To be done - All the data should come back exactly as it was given.

Extracted data entries:

------------------------------------------------

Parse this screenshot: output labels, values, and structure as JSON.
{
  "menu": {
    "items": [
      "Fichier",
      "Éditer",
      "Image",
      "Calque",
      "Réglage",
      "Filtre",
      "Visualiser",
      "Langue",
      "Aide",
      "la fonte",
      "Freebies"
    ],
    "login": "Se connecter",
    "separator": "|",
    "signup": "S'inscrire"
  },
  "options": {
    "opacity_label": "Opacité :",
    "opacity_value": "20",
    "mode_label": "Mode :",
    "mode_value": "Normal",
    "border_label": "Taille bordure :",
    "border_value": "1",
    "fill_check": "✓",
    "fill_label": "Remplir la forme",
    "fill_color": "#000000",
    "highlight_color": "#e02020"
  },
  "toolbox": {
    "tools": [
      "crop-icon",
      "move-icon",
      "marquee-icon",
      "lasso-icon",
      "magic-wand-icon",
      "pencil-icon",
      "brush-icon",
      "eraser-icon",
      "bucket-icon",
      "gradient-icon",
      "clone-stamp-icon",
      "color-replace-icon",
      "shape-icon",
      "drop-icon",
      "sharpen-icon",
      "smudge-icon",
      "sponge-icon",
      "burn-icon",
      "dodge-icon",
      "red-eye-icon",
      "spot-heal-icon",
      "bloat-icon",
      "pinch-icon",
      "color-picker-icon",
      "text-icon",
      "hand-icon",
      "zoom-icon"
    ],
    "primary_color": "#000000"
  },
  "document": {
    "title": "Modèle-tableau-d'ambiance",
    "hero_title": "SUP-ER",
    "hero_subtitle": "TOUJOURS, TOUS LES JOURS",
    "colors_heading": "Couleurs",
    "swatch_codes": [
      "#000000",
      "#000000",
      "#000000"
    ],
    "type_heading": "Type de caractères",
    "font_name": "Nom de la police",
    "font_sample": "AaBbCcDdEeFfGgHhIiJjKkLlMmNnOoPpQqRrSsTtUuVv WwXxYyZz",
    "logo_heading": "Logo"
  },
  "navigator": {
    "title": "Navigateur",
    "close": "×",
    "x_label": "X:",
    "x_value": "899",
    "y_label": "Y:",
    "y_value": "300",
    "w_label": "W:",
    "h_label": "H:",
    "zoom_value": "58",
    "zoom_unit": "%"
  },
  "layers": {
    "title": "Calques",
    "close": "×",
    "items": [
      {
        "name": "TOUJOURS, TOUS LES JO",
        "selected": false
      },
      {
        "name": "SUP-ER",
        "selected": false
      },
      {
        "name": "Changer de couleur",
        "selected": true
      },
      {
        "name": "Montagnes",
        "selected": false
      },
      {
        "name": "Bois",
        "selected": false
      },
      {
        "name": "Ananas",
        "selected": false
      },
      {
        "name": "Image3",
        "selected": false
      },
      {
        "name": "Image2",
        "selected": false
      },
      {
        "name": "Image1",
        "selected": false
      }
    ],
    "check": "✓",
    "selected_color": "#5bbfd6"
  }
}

------------------------------------------------

Task result -
Parse this screenshot: output labels, values, and structure as JSON.
{
  "menu": {
    "items": [
      "Fichier",
      "Éditer",
      "Image",
      "Calque",
      "Réglage",
      "Filtre",
      "Visualiser",
      "Langue",
      "Aide",
      "la fonte",
      "Freebies"
    ],
    "login": "Se connecter",
    "separator": "|",
    "signup": "S'inscrire"
  },
  "options": {
    "opacity_label": "Opacité :",
    "opacity_value": "20",
    "mode_label": "Mode :",
    "mode_value": "Normal",
    "border_label": "Taille bordure :",
    "border_value": "1",
    "fill_check": "✓",
    "fill_label": "Remplir la forme",
    "fill_color": "#000000",
    "highlight_color": "#e02020"
  },
  "toolbox": {
    "tools": [
      "crop-icon",
      "move-icon",
      "marquee-icon",
      "lasso-icon",
      "magic-wand-icon",
      "pencil-icon",
      "brush-icon",
      "eraser-icon",
      "bucket-icon",
      "gradient-icon",
      "clone-stamp-icon",
      "color-replace-icon",
      "shape-icon",
      "drop-icon",
      "sharpen-icon",
      "smudge-icon",
      "sponge-icon",
      "burn-icon",
      "dodge-icon",
      "red-eye-icon",
      "spot-heal-icon",
      "bloat-icon",
      "pinch-icon",
      "color-picker-icon",
      "text-icon",
      "hand-icon",
      "zoom-icon"
    ],
    "primary_color": "#000000"
  },
  "document": {
    "title": "Modèle-tableau-d'ambiance",
    "hero_title": "SUP-ER",
    "hero_subtitle": "TOUJOURS, TOUS LES JOURS",
    "colors_heading": "Couleurs",
    "swatch_codes": [
      "#000000",
      "#000000",
      "#000000"
    ],
    "type_heading": "Type de caractères",
    "font_name": "Nom de la police",
    "font_sample": "AaBbCcDdEeFfGgHhIiJjKkLlMmNnOoPpQqRrSsTtUuVv WwXxYyZz",
    "logo_heading": "Logo"
  },
  "navigator": {
    "title": "Navigateur",
    "close": "×",
    "x_label": "X:",
    "x_value": "899",
    "y_label": "Y:",
    "y_value": "300",
    "w_label": "W:",
    "h_label": "H:",
    "zoom_value": "58",
    "zoom_unit": "%"
  },
  "layers": {
    "title": "Calques",
    "close": "×",
    "items": [
      {
        "name": "TOUJOURS, TOUS LES JO",
        "selected": false
      },
      {
        "name": "SUP-ER",
        "selected": false
      },
      {
        "name": "Changer de couleur",
        "selected": true
      },
      {
        "name": "Montagnes",
        "selected": false
      },
      {
        "name": "Bois",
        "selected": false
      },
      {
        "name": "Ananas",
        "selected": false
      },
      {
        "name": "Image3",
        "selected": false
      },
      {
        "name": "Image2",
        "selected": false
      },
      {
        "name": "Image1",
        "selected": false
      }
    ],
    "check": "✓",
    "selected_color": "#5bbfd6"
  }
}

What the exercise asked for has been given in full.